***** Data supplied *****

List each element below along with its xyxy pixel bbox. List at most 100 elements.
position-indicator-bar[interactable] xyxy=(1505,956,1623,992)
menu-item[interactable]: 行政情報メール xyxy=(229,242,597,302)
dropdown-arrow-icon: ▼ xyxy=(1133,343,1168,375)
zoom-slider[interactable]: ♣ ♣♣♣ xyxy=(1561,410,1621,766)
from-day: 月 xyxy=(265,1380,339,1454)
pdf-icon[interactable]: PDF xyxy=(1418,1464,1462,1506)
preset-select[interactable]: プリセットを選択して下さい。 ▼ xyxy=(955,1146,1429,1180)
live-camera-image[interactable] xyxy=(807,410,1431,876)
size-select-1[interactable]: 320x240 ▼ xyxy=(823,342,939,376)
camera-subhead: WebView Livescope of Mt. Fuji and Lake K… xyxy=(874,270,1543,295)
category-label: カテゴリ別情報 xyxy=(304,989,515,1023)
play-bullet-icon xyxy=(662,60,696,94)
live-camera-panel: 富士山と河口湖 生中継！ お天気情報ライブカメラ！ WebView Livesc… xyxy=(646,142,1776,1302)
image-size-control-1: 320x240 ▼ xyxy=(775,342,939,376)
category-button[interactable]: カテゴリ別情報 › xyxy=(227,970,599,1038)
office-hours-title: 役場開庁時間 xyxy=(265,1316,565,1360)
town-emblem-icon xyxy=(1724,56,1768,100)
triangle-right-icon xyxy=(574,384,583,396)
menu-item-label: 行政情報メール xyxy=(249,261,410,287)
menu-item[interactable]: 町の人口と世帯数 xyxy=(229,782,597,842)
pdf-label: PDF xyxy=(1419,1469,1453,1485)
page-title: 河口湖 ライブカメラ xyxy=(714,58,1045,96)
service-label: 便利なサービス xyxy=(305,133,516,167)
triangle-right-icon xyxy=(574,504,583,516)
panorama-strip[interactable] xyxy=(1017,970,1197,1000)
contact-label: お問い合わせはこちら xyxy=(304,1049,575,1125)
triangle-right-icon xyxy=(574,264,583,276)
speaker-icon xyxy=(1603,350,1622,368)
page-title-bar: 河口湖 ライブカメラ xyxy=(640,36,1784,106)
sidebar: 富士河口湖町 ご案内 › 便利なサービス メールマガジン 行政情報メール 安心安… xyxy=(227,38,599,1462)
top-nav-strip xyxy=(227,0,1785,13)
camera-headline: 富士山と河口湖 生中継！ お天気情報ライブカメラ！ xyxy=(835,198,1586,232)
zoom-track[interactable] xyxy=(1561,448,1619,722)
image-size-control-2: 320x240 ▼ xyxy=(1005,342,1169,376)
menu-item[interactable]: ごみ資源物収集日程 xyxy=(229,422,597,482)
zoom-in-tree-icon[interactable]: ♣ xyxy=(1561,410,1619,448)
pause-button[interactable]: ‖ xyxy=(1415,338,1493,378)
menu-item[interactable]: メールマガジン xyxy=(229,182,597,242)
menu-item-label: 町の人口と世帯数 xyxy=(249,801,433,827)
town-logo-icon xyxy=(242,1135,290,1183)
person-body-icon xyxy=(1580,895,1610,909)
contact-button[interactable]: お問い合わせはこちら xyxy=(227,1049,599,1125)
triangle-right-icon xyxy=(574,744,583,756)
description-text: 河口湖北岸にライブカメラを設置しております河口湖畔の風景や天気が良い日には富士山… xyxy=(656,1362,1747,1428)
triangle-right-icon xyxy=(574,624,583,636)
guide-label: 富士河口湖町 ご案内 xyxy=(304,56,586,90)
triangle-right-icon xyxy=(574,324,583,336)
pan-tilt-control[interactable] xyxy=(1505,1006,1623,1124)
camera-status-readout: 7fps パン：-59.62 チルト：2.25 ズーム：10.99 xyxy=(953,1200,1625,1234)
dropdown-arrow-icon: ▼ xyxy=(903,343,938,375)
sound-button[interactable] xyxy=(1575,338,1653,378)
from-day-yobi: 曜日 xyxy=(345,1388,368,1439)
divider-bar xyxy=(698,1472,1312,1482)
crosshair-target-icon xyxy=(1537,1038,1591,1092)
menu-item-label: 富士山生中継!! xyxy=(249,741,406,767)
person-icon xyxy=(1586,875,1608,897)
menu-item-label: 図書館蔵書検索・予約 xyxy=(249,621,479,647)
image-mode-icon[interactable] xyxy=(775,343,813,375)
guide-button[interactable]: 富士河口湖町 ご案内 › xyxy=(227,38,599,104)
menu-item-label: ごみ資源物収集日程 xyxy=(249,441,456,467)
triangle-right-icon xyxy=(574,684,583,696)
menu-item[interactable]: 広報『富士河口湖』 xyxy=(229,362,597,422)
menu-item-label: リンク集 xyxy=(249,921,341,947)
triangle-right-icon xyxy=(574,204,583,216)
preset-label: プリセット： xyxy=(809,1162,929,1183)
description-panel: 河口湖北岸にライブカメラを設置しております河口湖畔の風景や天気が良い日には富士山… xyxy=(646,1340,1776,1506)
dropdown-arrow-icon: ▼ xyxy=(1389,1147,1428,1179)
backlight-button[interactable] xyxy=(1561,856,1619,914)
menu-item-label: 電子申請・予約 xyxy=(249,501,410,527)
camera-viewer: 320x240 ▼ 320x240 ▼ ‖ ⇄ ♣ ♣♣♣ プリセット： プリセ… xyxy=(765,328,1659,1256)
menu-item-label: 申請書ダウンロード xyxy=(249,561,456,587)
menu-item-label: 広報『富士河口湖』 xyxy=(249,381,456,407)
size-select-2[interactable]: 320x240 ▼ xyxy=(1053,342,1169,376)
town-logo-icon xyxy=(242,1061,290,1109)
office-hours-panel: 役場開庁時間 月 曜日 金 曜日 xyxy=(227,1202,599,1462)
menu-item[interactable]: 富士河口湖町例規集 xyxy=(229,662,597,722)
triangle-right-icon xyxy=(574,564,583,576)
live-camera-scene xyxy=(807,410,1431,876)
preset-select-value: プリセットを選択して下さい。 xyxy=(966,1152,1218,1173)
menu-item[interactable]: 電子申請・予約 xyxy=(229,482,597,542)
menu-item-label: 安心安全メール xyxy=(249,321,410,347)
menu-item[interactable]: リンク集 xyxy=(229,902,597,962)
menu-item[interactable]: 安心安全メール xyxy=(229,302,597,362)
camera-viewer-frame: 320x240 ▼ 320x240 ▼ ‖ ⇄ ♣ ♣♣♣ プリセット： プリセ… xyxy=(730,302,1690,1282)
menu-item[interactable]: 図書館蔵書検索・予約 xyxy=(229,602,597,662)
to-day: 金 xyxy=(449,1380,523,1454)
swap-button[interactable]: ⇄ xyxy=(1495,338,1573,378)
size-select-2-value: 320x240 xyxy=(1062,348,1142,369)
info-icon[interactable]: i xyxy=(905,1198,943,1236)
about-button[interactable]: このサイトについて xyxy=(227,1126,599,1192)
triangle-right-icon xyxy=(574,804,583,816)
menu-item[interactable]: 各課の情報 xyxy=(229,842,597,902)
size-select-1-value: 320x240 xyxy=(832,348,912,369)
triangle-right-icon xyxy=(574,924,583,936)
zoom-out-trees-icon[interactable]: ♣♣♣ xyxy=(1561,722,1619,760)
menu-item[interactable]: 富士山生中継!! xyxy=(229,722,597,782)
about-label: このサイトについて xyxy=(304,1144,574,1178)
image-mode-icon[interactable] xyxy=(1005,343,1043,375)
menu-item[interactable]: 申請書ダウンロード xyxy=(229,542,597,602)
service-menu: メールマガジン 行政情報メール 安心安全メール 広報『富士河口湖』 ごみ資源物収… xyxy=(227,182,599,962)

*****

◆ **Task objective**: Please copy the listing word for word, starting at its first line and ending at the line that contains "sidebar: 富士河口湖町 ご案内", with that line included.

◆ **Solution to the exercise**:
List each element below along with its xyxy pixel bbox. List at most 100 elements.
position-indicator-bar[interactable] xyxy=(1505,956,1623,992)
menu-item[interactable]: 行政情報メール xyxy=(229,242,597,302)
dropdown-arrow-icon: ▼ xyxy=(1133,343,1168,375)
zoom-slider[interactable]: ♣ ♣♣♣ xyxy=(1561,410,1621,766)
from-day: 月 xyxy=(265,1380,339,1454)
pdf-icon[interactable]: PDF xyxy=(1418,1464,1462,1506)
preset-select[interactable]: プリセットを選択して下さい。 ▼ xyxy=(955,1146,1429,1180)
live-camera-image[interactable] xyxy=(807,410,1431,876)
size-select-1[interactable]: 320x240 ▼ xyxy=(823,342,939,376)
camera-subhead: WebView Livescope of Mt. Fuji and Lake K… xyxy=(874,270,1543,295)
category-label: カテゴリ別情報 xyxy=(304,989,515,1023)
play-bullet-icon xyxy=(662,60,696,94)
live-camera-panel: 富士山と河口湖 生中継！ お天気情報ライブカメラ！ WebView Livesc… xyxy=(646,142,1776,1302)
image-size-control-1: 320x240 ▼ xyxy=(775,342,939,376)
category-button[interactable]: カテゴリ別情報 › xyxy=(227,970,599,1038)
office-hours-title: 役場開庁時間 xyxy=(265,1316,565,1360)
town-emblem-icon xyxy=(1724,56,1768,100)
triangle-right-icon xyxy=(574,384,583,396)
menu-item-label: 行政情報メール xyxy=(249,261,410,287)
menu-item[interactable]: 町の人口と世帯数 xyxy=(229,782,597,842)
pdf-label: PDF xyxy=(1419,1469,1453,1485)
page-title: 河口湖 ライブカメラ xyxy=(714,58,1045,96)
service-label: 便利なサービス xyxy=(305,133,516,167)
triangle-right-icon xyxy=(574,504,583,516)
panorama-strip[interactable] xyxy=(1017,970,1197,1000)
contact-label: お問い合わせはこちら xyxy=(304,1049,575,1125)
triangle-right-icon xyxy=(574,264,583,276)
speaker-icon xyxy=(1603,350,1622,368)
page-title-bar: 河口湖 ライブカメラ xyxy=(640,36,1784,106)
sidebar: 富士河口湖町 ご案内 › 便利なサービス メールマガジン 行政情報メール 安心安… xyxy=(227,38,599,1462)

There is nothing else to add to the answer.